<<<<

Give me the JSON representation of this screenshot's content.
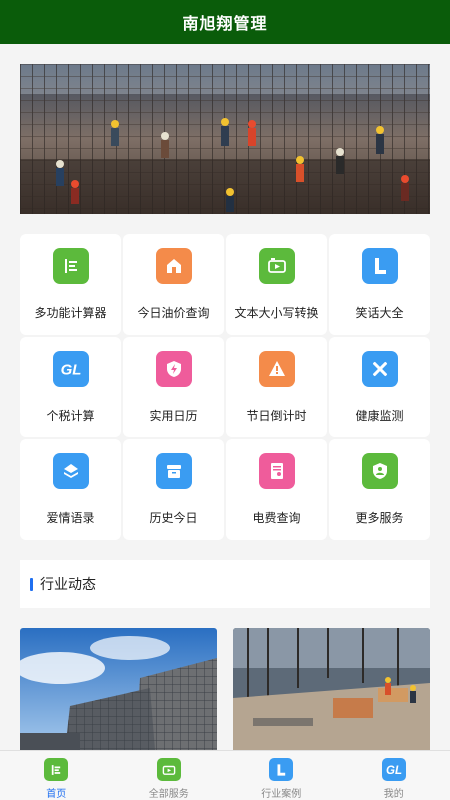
{
  "app": {
    "title": "南旭翔管理"
  },
  "colors": {
    "header_bg": "#0a5c0a",
    "accent_blue": "#1f6ff0",
    "green": "#5cba3c",
    "orange": "#f48b4a",
    "pink": "#ef5c9b",
    "blue": "#3a9cf2"
  },
  "services": [
    {
      "label": "多功能计算器",
      "icon": "calculator-list-icon"
    },
    {
      "label": "今日油价查询",
      "icon": "house-icon"
    },
    {
      "label": "文本大小写转换",
      "icon": "text-convert-icon"
    },
    {
      "label": "笑话大全",
      "icon": "letter-l-icon"
    },
    {
      "label": "个税计算",
      "icon": "gl-icon"
    },
    {
      "label": "实用日历",
      "icon": "shield-bolt-icon"
    },
    {
      "label": "节日倒计时",
      "icon": "warning-icon"
    },
    {
      "label": "健康监测",
      "icon": "tools-icon"
    },
    {
      "label": "爱情语录",
      "icon": "layers-icon"
    },
    {
      "label": "历史今日",
      "icon": "archive-box-icon"
    },
    {
      "label": "电费查询",
      "icon": "document-icon"
    },
    {
      "label": "更多服务",
      "icon": "badge-icon"
    }
  ],
  "news_section": {
    "title": "行业动态"
  },
  "tabs": [
    {
      "label": "首页",
      "icon": "home-list-icon",
      "active": true
    },
    {
      "label": "全部服务",
      "icon": "services-icon",
      "active": false
    },
    {
      "label": "行业案例",
      "icon": "letter-l-icon",
      "active": false
    },
    {
      "label": "我的",
      "icon": "gl-icon",
      "active": false
    }
  ]
}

>>>>

▶ _Your task_
Transcribe all the records above word for word, without their images.

▶ _Reply_
Give me the JSON representation of this screenshot's content.
{
  "app": {
    "title": "南旭翔管理"
  },
  "colors": {
    "header_bg": "#0a5c0a",
    "accent_blue": "#1f6ff0",
    "green": "#5cba3c",
    "orange": "#f48b4a",
    "pink": "#ef5c9b",
    "blue": "#3a9cf2"
  },
  "services": [
    {
      "label": "多功能计算器",
      "icon": "calculator-list-icon"
    },
    {
      "label": "今日油价查询",
      "icon": "house-icon"
    },
    {
      "label": "文本大小写转换",
      "icon": "text-convert-icon"
    },
    {
      "label": "笑话大全",
      "icon": "letter-l-icon"
    },
    {
      "label": "个税计算",
      "icon": "gl-icon"
    },
    {
      "label": "实用日历",
      "icon": "shield-bolt-icon"
    },
    {
      "label": "节日倒计时",
      "icon": "warning-icon"
    },
    {
      "label": "健康监测",
      "icon": "tools-icon"
    },
    {
      "label": "爱情语录",
      "icon": "layers-icon"
    },
    {
      "label": "历史今日",
      "icon": "archive-box-icon"
    },
    {
      "label": "电费查询",
      "icon": "document-icon"
    },
    {
      "label": "更多服务",
      "icon": "badge-icon"
    }
  ],
  "news_section": {
    "title": "行业动态"
  },
  "tabs": [
    {
      "label": "首页",
      "icon": "home-list-icon",
      "active": true
    },
    {
      "label": "全部服务",
      "icon": "services-icon",
      "active": false
    },
    {
      "label": "行业案例",
      "icon": "letter-l-icon",
      "active": false
    },
    {
      "label": "我的",
      "icon": "gl-icon",
      "active": false
    }
  ]
}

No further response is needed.